▸ EXERCISE
Skip any picture you find and retype all the remaining lines exactly.

▸ EXTRACTED DATA
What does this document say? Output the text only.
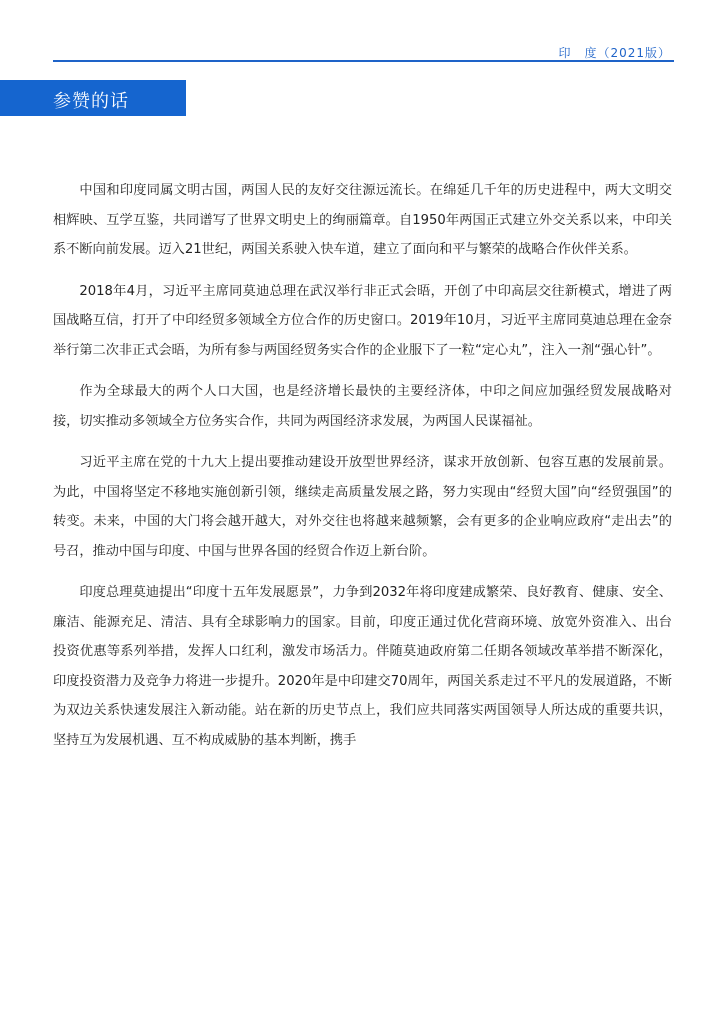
印　度（2021版）
参赞的话

中国和印度同属文明古国，两国人民的友好交往源远流长。在绵延几千年的历史进程中，两大文明交相辉映、互学互鉴，共同谱写了世界文明史上的绚丽篇章。自1950年两国正式建立外交关系以来，中印关系不断向前发展。迈入21世纪，两国关系驶入快车道，建立了面向和平与繁荣的战略合作伙伴关系。

2018年4月，习近平主席同莫迪总理在武汉举行非正式会晤，开创了中印高层交往新模式，增进了两国战略互信，打开了中印经贸多领域全方位合作的历史窗口。2019年10月，习近平主席同莫迪总理在金奈举行第二次非正式会晤，为所有参与两国经贸务实合作的企业服下了一粒“定心丸”，注入一剂“强心针”。

作为全球最大的两个人口大国，也是经济增长最快的主要经济体，中印之间应加强经贸发展战略对接，切实推动多领域全方位务实合作，共同为两国经济求发展，为两国人民谋福祉。

习近平主席在党的十九大上提出要推动建设开放型世界经济，谋求开放创新、包容互惠的发展前景。为此，中国将坚定不移地实施创新引领，继续走高质量发展之路，努力实现由“经贸大国”向“经贸强国”的转变。未来，中国的大门将会越开越大，对外交往也将越来越频繁，会有更多的企业响应政府“走出去”的号召，推动中国与印度、中国与世界各国的经贸合作迈上新台阶。

印度总理莫迪提出“印度十五年发展愿景”，力争到2032年将印度建成繁荣、良好教育、健康、安全、廉洁、能源充足、清洁、具有全球影响力的国家。目前，印度正通过优化营商环境、放宽外资准入、出台投资优惠等系列举措，发挥人口红利，激发市场活力。伴随莫迪政府第二任期各领域改革举措不断深化，印度投资潜力及竞争力将进一步提升。2020年是中印建交70周年，两国关系走过不平凡的发展道路，不断为双边关系快速发展注入新动能。站在新的历史节点上，我们应共同落实两国领导人所达成的重要共识，坚持互为发展机遇、互不构成威胁的基本判断，携手
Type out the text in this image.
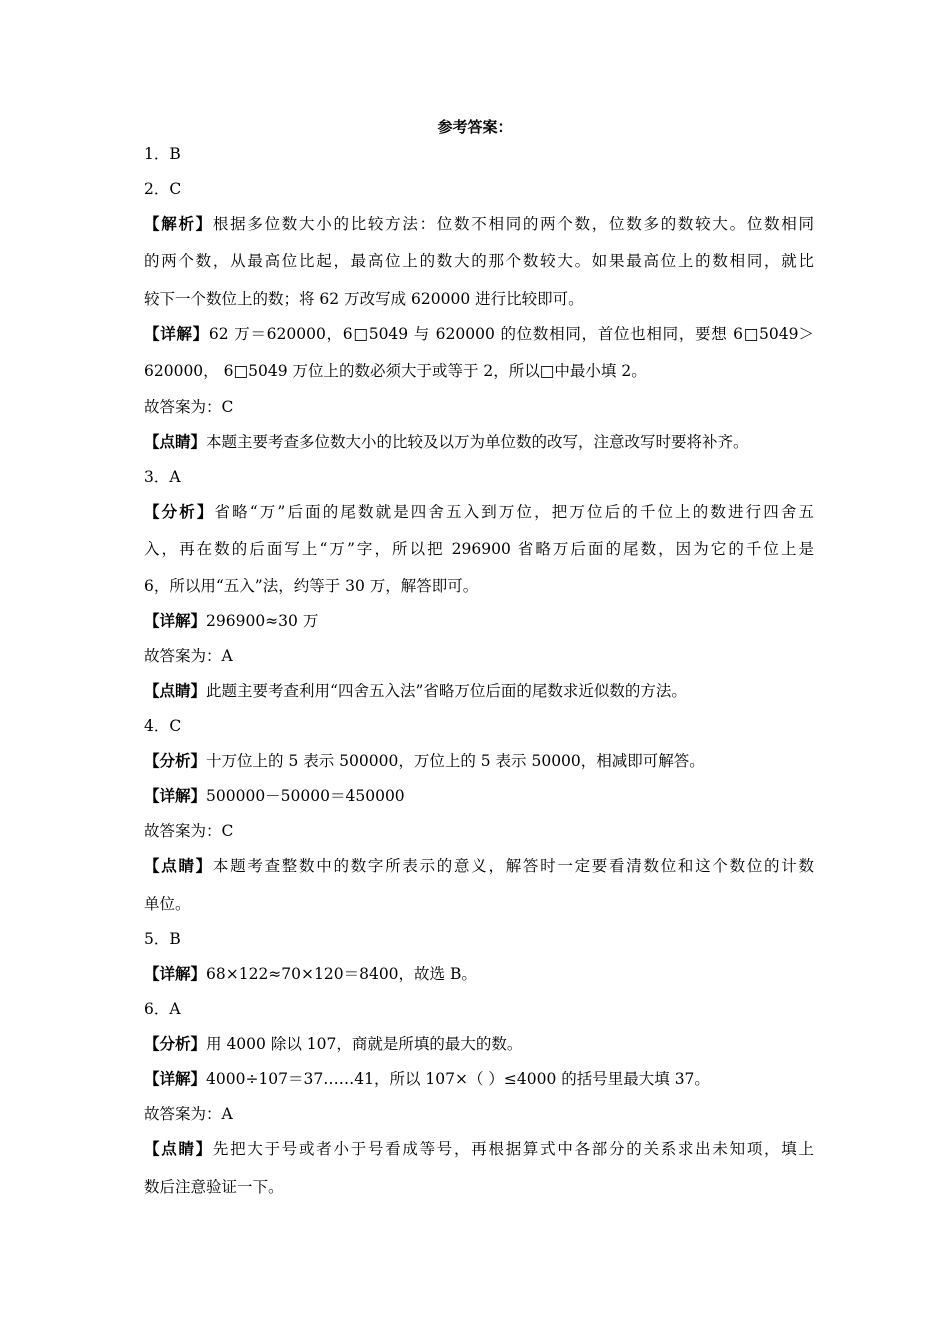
参考答案：
1．B
2．C
【解析】根据多位数大小的比较方法：位数不相同的两个数，位数多的数较大。位数相同
的两个数，从最高位比起，最高位上的数大的那个数较大。如果最高位上的数相同，就比
较下一个数位上的数；将 62 万改写成 620000 进行比较即可。
【详解】62 万＝620000，6□5049 与 620000 的位数相同，首位也相同，要想 6□5049＞
620000， 6□5049 万位上的数必须大于或等于 2，所以□中最小填 2。
故答案为：C
【点睛】本题主要考查多位数大小的比较及以万为单位数的改写，注意改写时要将补齐。
3．A
【分析】省略“万”后面的尾数就是四舍五入到万位，把万位后的千位上的数进行四舍五
入，再在数的后面写上“万”字，所以把 296900 省略万后面的尾数，因为它的千位上是
6，所以用“五入”法，约等于 30 万，解答即可。
【详解】296900≈30 万
故答案为：A
【点睛】此题主要考查利用“四舍五入法”省略万位后面的尾数求近似数的方法。
4．C
【分析】十万位上的 5 表示 500000，万位上的 5 表示 50000，相减即可解答。
【详解】500000－50000＝450000
故答案为：C
【点睛】本题考查整数中的数字所表示的意义，解答时一定要看清数位和这个数位的计数
单位。
5．B
【详解】68×122≈70×120＝8400，故选 B。
6．A
【分析】用 4000 除以 107，商就是所填的最大的数。
【详解】4000÷107＝37……41，所以 107×（ ）≤4000 的括号里最大填 37。
故答案为：A
【点睛】先把大于号或者小于号看成等号，再根据算式中各部分的关系求出未知项，填上
数后注意验证一下。
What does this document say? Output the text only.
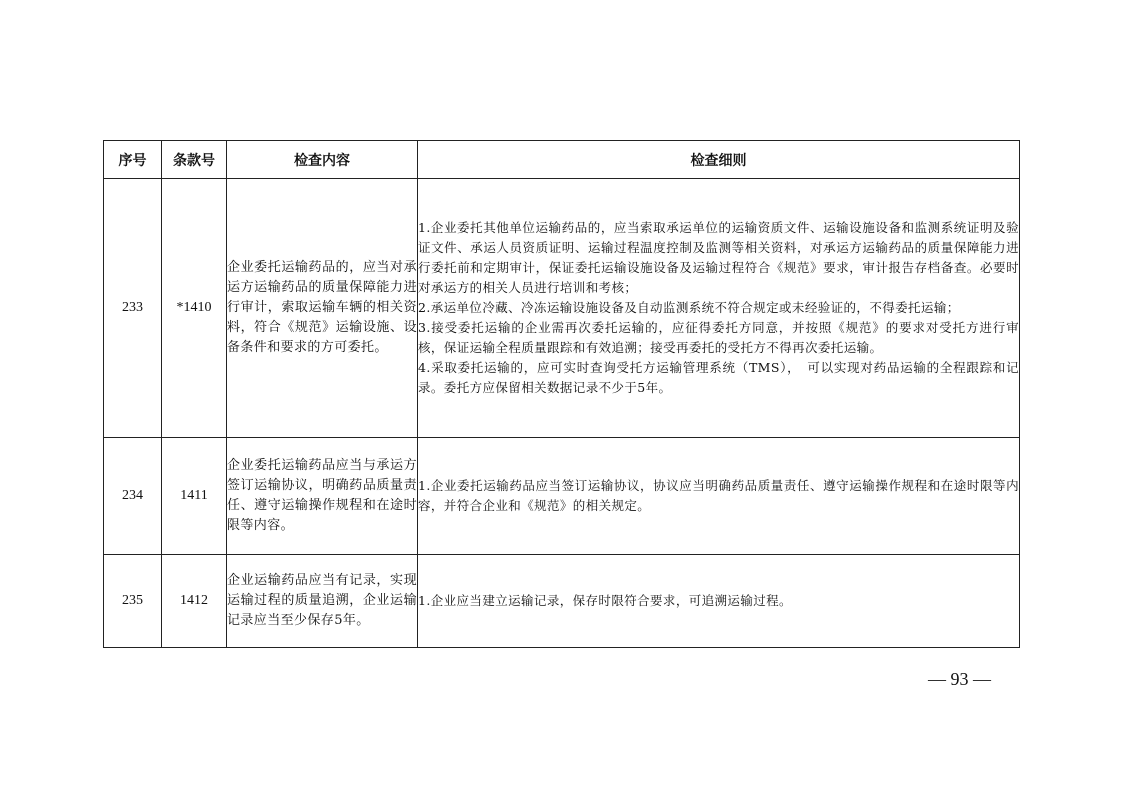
序号	条款号	检查内容	检查细则
233	*1410	企业委托运输药品的，应当对承运方运输药品的质量保障能力进行审计，索取运输车辆的相关资料，符合《规范》运输设施、设备条件和要求的方可委托。	1.企业委托其他单位运输药品的，应当索取承运单位的运输资质文件、运输设施设备和监测系统证明及验证文件、承运人员资质证明、运输过程温度控制及监测等相关资料，对承运方运输药品的质量保障能力进行委托前和定期审计，保证委托运输设施设备及运输过程符合《规范》要求，审计报告存档备查。必要时对承运方的相关人员进行培训和考核；
2.承运单位冷藏、冷冻运输设施设备及自动监测系统不符合规定或未经验证的，不得委托运输；
3.接受委托运输的企业需再次委托运输的，应征得委托方同意，并按照《规范》的要求对受托方进行审核，保证运输全程质量跟踪和有效追溯；接受再委托的受托方不得再次委托运输。
4.采取委托运输的，应可实时查询受托方运输管理系统（TMS），　可以实现对药品运输的全程跟踪和记录。委托方应保留相关数据记录不少于5年。

234	1411	企业委托运输药品应当与承运方签订运输协议，明确药品质量责任、遵守运输操作规程和在途时限等内容。	1.企业委托运输药品应当签订运输协议，协议应当明确药品质量责任、遵守运输操作规程和在途时限等内容，并符合企业和《规范》的相关规定。

235	1412	企业运输药品应当有记录，实现运输过程的质量追溯，企业运输记录应当至少保存5年。	1.企业应当建立运输记录，保存时限符合要求，可追溯运输过程。
— 93 —
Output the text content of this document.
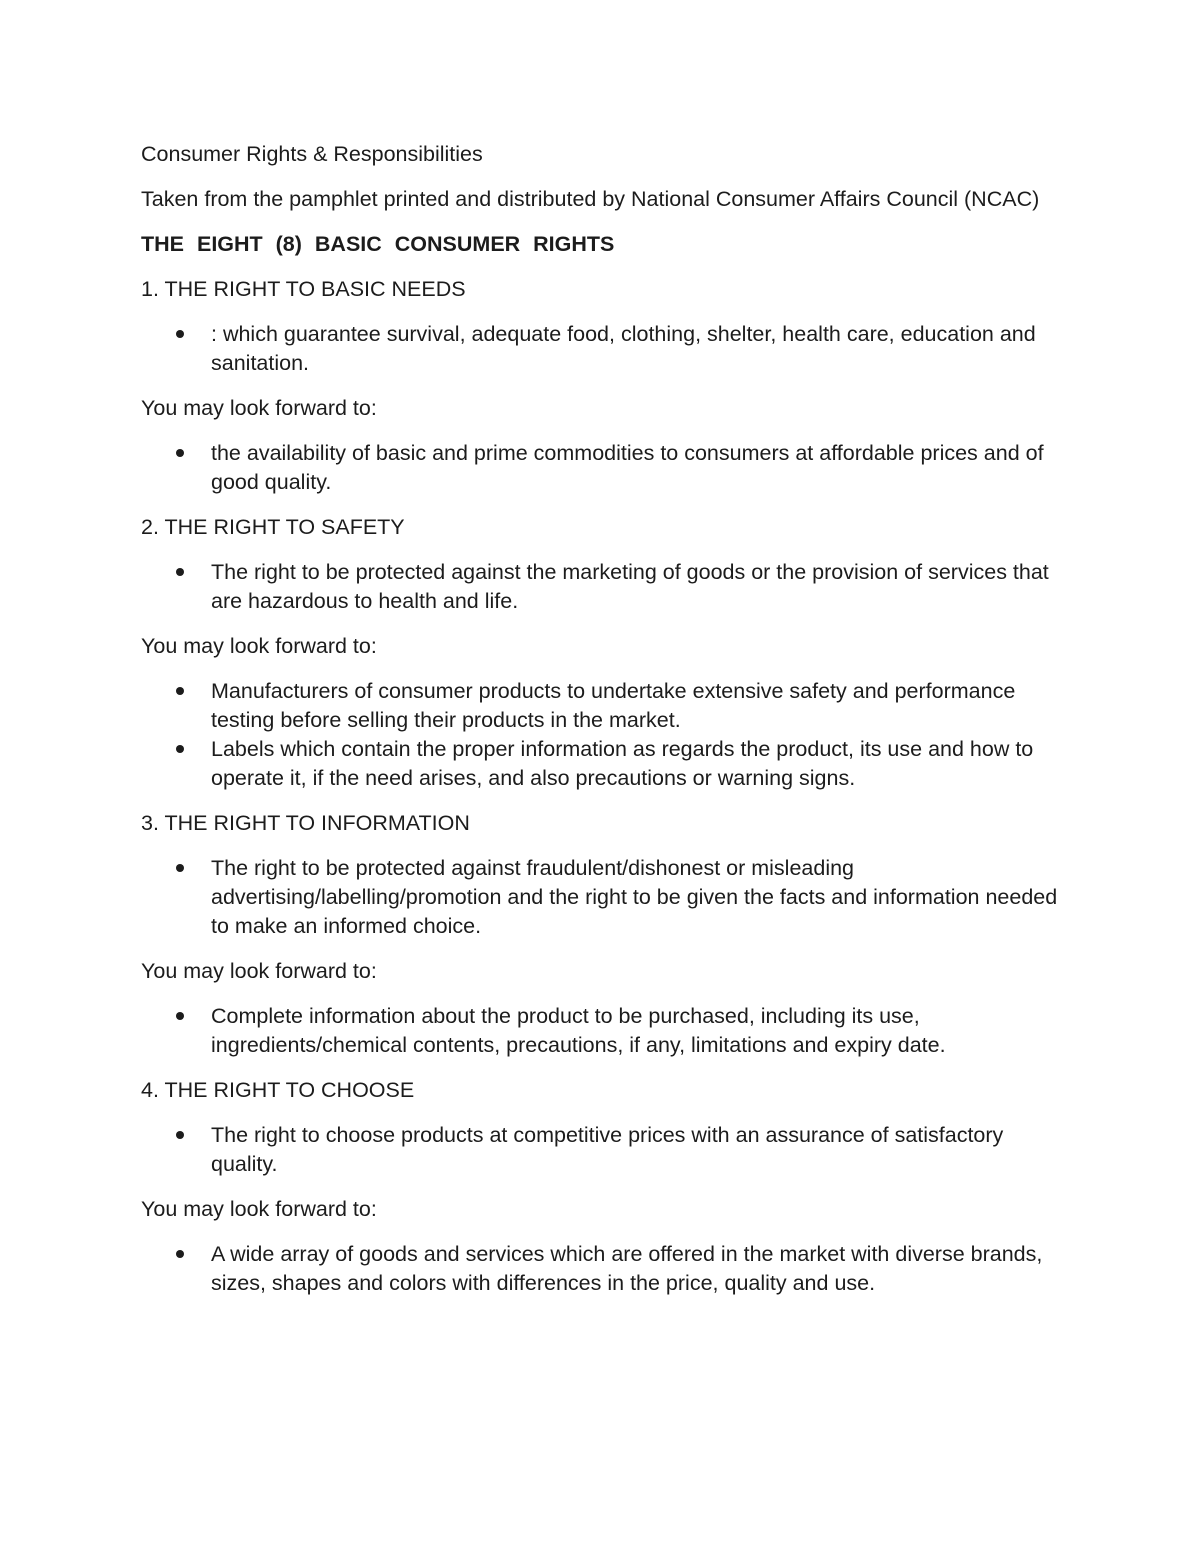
Consumer Rights & Responsibilities

Taken from the pamphlet printed and distributed by National Consumer Affairs Council (NCAC)

THE EIGHT (8) BASIC CONSUMER RIGHTS

1. THE RIGHT TO BASIC NEEDS

: which guarantee survival, adequate food, clothing, shelter, health care, education and sanitation.

You may look forward to:

the availability of basic and prime commodities to consumers at affordable prices and of good quality.

2. THE RIGHT TO SAFETY

The right to be protected against the marketing of goods or the provision of services that are hazardous to health and life.

You may look forward to:

Manufacturers of consumer products to undertake extensive safety and performance testing before selling their products in the market.
Labels which contain the proper information as regards the product, its use and how to operate it, if the need arises, and also precautions or warning signs.

3. THE RIGHT TO INFORMATION

The right to be protected against fraudulent/dishonest or misleading advertising/labelling/promotion and the right to be given the facts and information needed to make an informed choice.

You may look forward to:

Complete information about the product to be purchased, including its use, ingredients/chemical contents, precautions, if any, limitations and expiry date.

4. THE RIGHT TO CHOOSE

The right to choose products at competitive prices with an assurance of satisfactory quality.

You may look forward to:

A wide array of goods and services which are offered in the market with diverse brands, sizes, shapes and colors with differences in the price, quality and use.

▸ SOLUTION TO THE PROBLEM
What does this document say? Output the text only.
印　度（2021版）
参赞的话

中国和印度同属文明古国，两国人民的友好交往源远流长。在绵延几千年的历史进程中，两大文明交相辉映、互学互鉴，共同谱写了世界文明史上的绚丽篇章。自1950年两国正式建立外交关系以来，中印关系不断向前发展。迈入21世纪，两国关系驶入快车道，建立了面向和平与繁荣的战略合作伙伴关系。

2018年4月，习近平主席同莫迪总理在武汉举行非正式会晤，开创了中印高层交往新模式，增进了两国战略互信，打开了中印经贸多领域全方位合作的历史窗口。2019年10月，习近平主席同莫迪总理在金奈举行第二次非正式会晤，为所有参与两国经贸务实合作的企业服下了一粒“定心丸”，注入一剂“强心针”。

作为全球最大的两个人口大国，也是经济增长最快的主要经济体，中印之间应加强经贸发展战略对接，切实推动多领域全方位务实合作，共同为两国经济求发展，为两国人民谋福祉。

习近平主席在党的十九大上提出要推动建设开放型世界经济，谋求开放创新、包容互惠的发展前景。为此，中国将坚定不移地实施创新引领，继续走高质量发展之路，努力实现由“经贸大国”向“经贸强国”的转变。未来，中国的大门将会越开越大，对外交往也将越来越频繁，会有更多的企业响应政府“走出去”的号召，推动中国与印度、中国与世界各国的经贸合作迈上新台阶。

印度总理莫迪提出“印度十五年发展愿景”，力争到2032年将印度建成繁荣、良好教育、健康、安全、廉洁、能源充足、清洁、具有全球影响力的国家。目前，印度正通过优化营商环境、放宽外资准入、出台投资优惠等系列举措，发挥人口红利，激发市场活力。伴随莫迪政府第二任期各领域改革举措不断深化，印度投资潜力及竞争力将进一步提升。2020年是中印建交70周年，两国关系走过不平凡的发展道路，不断为双边关系快速发展注入新动能。站在新的历史节点上，我们应共同落实两国领导人所达成的重要共识，坚持互为发展机遇、互不构成威胁的基本判断，携手
Type out the text in this image.
参考答案：
1．B
2．C
【解析】根据多位数大小的比较方法：位数不相同的两个数，位数多的数较大。位数相同
的两个数，从最高位比起，最高位上的数大的那个数较大。如果最高位上的数相同，就比
较下一个数位上的数；将 62 万改写成 620000 进行比较即可。
【详解】62 万＝620000，6□5049 与 620000 的位数相同，首位也相同，要想 6□5049＞
620000， 6□5049 万位上的数必须大于或等于 2，所以□中最小填 2。
故答案为：C
【点睛】本题主要考查多位数大小的比较及以万为单位数的改写，注意改写时要将补齐。
3．A
【分析】省略“万”后面的尾数就是四舍五入到万位，把万位后的千位上的数进行四舍五
入，再在数的后面写上“万”字，所以把 296900 省略万后面的尾数，因为它的千位上是
6，所以用“五入”法，约等于 30 万，解答即可。
【详解】296900≈30 万
故答案为：A
【点睛】此题主要考查利用“四舍五入法”省略万位后面的尾数求近似数的方法。
4．C
【分析】十万位上的 5 表示 500000，万位上的 5 表示 50000，相减即可解答。
【详解】500000－50000＝450000
故答案为：C
【点睛】本题考查整数中的数字所表示的意义，解答时一定要看清数位和这个数位的计数
单位。
5．B
【详解】68×122≈70×120＝8400，故选 B。
6．A
【分析】用 4000 除以 107，商就是所填的最大的数。
【详解】4000÷107＝37……41，所以 107×（ ）≤4000 的括号里最大填 37。
故答案为：A
【点睛】先把大于号或者小于号看成等号，再根据算式中各部分的关系求出未知项，填上
数后注意验证一下。
What does this document say? Output the text only.
序号	条款号	检查内容	检查细则
233	*1410	企业委托运输药品的，应当对承运方运输药品的质量保障能力进行审计，索取运输车辆的相关资料，符合《规范》运输设施、设备条件和要求的方可委托。	1.企业委托其他单位运输药品的，应当索取承运单位的运输资质文件、运输设施设备和监测系统证明及验证文件、承运人员资质证明、运输过程温度控制及监测等相关资料，对承运方运输药品的质量保障能力进行委托前和定期审计，保证委托运输设施设备及运输过程符合《规范》要求，审计报告存档备查。必要时对承运方的相关人员进行培训和考核；
2.承运单位冷藏、冷冻运输设施设备及自动监测系统不符合规定或未经验证的，不得委托运输；
3.接受委托运输的企业需再次委托运输的，应征得委托方同意，并按照《规范》的要求对受托方进行审核，保证运输全程质量跟踪和有效追溯；接受再委托的受托方不得再次委托运输。
4.采取委托运输的，应可实时查询受托方运输管理系统（TMS），　可以实现对药品运输的全程跟踪和记录。委托方应保留相关数据记录不少于5年。

234	1411	企业委托运输药品应当与承运方签订运输协议，明确药品质量责任、遵守运输操作规程和在途时限等内容。	1.企业委托运输药品应当签订运输协议，协议应当明确药品质量责任、遵守运输操作规程和在途时限等内容，并符合企业和《规范》的相关规定。

235	1412	企业运输药品应当有记录，实现运输过程的质量追溯，企业运输记录应当至少保存5年。	1.企业应当建立运输记录，保存时限符合要求，可追溯运输过程。
— 93 —
Output the text content of this document.
Consumer Rights & Responsibilities

Taken from the pamphlet printed and distributed by National Consumer Affairs Council (NCAC)

THE EIGHT (8) BASIC CONSUMER RIGHTS

1. THE RIGHT TO BASIC NEEDS

: which guarantee survival, adequate food, clothing, shelter, health care, education and sanitation.

You may look forward to:

the availability of basic and prime commodities to consumers at affordable prices and of good quality.

2. THE RIGHT TO SAFETY

The right to be protected against the marketing of goods or the provision of services that are hazardous to health and life.

You may look forward to:

Manufacturers of consumer products to undertake extensive safety and performance testing before selling their products in the market.
Labels which contain the proper information as regards the product, its use and how to operate it, if the need arises, and also precautions or warning signs.

3. THE RIGHT TO INFORMATION

The right to be protected against fraudulent/dishonest or misleading advertising/labelling/promotion and the right to be given the facts and information needed to make an informed choice.

You may look forward to:

Complete information about the product to be purchased, including its use, ingredients/chemical contents, precautions, if any, limitations and expiry date.

4. THE RIGHT TO CHOOSE

The right to choose products at competitive prices with an assurance of satisfactory quality.

You may look forward to:

A wide array of goods and services which are offered in the market with diverse brands, sizes, shapes and colors with differences in the price, quality and use.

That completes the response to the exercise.